> **Exercise goal**:
Single out the lines of the material that contain "this" and copy them.
%%
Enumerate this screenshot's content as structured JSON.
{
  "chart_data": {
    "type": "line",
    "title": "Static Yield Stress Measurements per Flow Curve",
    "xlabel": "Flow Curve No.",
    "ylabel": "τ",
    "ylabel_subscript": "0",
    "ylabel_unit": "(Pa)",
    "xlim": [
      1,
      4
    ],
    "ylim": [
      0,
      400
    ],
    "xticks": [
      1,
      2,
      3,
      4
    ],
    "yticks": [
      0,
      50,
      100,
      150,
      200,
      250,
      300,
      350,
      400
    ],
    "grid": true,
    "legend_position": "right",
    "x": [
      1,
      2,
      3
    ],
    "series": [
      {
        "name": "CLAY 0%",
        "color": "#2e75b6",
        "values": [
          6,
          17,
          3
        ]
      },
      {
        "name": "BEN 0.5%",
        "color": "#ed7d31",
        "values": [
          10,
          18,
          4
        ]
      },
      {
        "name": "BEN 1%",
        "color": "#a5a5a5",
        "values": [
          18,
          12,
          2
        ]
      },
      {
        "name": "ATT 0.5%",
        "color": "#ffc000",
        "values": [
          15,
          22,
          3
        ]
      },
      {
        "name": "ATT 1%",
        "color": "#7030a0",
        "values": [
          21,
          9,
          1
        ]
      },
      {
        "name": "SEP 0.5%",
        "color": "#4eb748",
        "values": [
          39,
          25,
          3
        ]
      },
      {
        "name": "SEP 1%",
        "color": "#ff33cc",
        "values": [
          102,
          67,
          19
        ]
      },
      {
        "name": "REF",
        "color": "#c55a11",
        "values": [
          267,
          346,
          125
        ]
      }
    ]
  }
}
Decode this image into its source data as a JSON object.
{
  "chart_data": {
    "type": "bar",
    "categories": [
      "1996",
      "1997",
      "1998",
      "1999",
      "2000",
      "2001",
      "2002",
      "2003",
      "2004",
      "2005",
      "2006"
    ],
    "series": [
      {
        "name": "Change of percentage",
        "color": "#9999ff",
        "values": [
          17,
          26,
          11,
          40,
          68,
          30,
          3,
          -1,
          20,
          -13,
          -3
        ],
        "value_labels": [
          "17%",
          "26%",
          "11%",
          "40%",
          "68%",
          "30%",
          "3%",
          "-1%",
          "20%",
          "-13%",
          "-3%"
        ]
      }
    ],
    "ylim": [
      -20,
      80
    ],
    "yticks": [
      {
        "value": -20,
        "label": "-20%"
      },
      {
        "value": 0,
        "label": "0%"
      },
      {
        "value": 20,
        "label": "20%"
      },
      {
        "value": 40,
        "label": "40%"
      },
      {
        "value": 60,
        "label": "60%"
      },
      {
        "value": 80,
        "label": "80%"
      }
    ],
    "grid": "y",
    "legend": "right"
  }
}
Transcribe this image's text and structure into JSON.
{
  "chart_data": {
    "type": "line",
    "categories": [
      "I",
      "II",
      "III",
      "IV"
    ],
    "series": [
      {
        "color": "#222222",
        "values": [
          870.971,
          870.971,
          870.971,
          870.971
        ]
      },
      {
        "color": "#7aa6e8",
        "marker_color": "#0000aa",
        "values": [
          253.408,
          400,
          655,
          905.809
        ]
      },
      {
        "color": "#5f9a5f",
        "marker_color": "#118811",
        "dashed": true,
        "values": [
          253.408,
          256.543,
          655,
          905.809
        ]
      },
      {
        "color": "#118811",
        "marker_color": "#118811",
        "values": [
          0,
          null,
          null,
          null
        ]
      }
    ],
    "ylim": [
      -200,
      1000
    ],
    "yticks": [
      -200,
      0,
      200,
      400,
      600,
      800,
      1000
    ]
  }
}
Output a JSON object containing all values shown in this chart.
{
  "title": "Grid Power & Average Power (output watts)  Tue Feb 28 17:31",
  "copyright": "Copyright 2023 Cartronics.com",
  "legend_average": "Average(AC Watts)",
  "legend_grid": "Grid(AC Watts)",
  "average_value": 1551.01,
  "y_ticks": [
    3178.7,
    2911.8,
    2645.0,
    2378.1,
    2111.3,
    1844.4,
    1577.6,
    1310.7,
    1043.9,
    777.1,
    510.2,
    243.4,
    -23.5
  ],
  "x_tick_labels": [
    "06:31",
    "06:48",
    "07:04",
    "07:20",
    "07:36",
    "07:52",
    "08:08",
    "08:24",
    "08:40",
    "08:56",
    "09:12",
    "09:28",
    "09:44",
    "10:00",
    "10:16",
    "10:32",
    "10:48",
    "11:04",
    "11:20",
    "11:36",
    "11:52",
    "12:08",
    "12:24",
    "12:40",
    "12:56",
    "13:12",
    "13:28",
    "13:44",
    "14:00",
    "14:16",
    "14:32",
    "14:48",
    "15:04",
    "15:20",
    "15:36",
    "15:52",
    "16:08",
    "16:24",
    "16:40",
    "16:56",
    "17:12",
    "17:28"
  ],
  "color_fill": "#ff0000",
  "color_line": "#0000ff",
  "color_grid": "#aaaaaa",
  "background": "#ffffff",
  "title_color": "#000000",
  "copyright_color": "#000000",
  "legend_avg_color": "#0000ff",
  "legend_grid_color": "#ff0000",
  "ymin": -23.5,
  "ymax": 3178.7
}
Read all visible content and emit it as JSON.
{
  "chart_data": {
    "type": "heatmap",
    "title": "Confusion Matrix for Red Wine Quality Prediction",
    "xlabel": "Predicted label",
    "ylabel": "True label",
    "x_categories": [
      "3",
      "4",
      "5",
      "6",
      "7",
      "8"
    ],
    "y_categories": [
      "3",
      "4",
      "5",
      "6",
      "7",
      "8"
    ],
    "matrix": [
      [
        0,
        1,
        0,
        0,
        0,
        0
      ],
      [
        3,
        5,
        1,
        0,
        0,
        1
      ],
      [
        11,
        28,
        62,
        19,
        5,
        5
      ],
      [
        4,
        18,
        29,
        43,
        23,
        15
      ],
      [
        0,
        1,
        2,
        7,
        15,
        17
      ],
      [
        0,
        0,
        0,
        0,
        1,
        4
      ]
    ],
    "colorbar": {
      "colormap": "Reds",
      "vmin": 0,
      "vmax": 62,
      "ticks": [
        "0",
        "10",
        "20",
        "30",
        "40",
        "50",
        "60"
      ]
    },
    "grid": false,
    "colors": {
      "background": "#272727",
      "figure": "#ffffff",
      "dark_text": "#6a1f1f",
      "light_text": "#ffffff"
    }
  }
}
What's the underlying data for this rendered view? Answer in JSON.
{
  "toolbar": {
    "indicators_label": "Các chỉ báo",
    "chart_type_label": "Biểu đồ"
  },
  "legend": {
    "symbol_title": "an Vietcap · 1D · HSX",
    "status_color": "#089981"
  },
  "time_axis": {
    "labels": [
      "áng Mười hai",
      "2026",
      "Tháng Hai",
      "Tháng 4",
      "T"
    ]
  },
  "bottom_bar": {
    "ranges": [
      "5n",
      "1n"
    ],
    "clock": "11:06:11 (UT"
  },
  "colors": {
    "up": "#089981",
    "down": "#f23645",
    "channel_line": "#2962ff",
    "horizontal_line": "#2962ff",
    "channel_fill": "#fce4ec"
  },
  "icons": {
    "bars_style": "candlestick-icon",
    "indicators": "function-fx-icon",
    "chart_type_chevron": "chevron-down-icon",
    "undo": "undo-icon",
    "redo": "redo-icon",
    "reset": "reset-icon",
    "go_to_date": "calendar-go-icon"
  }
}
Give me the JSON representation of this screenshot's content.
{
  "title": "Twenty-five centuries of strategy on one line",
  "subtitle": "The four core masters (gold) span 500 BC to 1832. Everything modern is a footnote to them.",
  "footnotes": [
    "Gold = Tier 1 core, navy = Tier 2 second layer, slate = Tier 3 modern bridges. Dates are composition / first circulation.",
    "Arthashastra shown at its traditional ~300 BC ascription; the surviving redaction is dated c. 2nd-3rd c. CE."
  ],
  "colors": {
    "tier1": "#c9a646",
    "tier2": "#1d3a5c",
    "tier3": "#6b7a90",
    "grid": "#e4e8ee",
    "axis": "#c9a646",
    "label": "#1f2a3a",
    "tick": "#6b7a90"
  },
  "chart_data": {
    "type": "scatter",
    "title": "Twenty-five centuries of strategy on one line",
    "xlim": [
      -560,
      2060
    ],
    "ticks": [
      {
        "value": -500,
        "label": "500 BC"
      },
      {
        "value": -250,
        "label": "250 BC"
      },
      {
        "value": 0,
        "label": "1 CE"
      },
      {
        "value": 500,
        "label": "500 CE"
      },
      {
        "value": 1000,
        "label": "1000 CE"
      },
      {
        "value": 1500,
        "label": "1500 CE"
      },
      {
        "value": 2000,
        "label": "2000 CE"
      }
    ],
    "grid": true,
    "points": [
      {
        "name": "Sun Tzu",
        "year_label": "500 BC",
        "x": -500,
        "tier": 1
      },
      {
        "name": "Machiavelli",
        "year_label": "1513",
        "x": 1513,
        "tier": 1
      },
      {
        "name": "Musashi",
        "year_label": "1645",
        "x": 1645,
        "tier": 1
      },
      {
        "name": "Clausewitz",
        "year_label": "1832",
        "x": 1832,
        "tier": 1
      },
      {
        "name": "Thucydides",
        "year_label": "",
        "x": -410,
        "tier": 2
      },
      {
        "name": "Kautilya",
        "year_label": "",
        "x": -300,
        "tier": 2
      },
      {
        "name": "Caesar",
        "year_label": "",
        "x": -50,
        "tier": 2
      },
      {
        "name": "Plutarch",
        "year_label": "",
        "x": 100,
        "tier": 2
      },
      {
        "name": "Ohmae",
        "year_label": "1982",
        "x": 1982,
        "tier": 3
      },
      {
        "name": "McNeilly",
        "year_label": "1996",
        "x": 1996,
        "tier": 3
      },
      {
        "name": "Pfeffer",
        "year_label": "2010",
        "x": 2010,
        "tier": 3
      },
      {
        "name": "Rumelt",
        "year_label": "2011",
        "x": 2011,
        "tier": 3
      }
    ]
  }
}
%%
> **Expected answer**:
Enumerate this screenshot's content as structured JSON.
Decode this image into its source data as a JSON object.
Transcribe this image's text and structure into JSON.
Output a JSON object containing all values shown in this chart.
What's the underlying data for this rendered view? Answer in JSON.
Give me the JSON representation of this screenshot's content.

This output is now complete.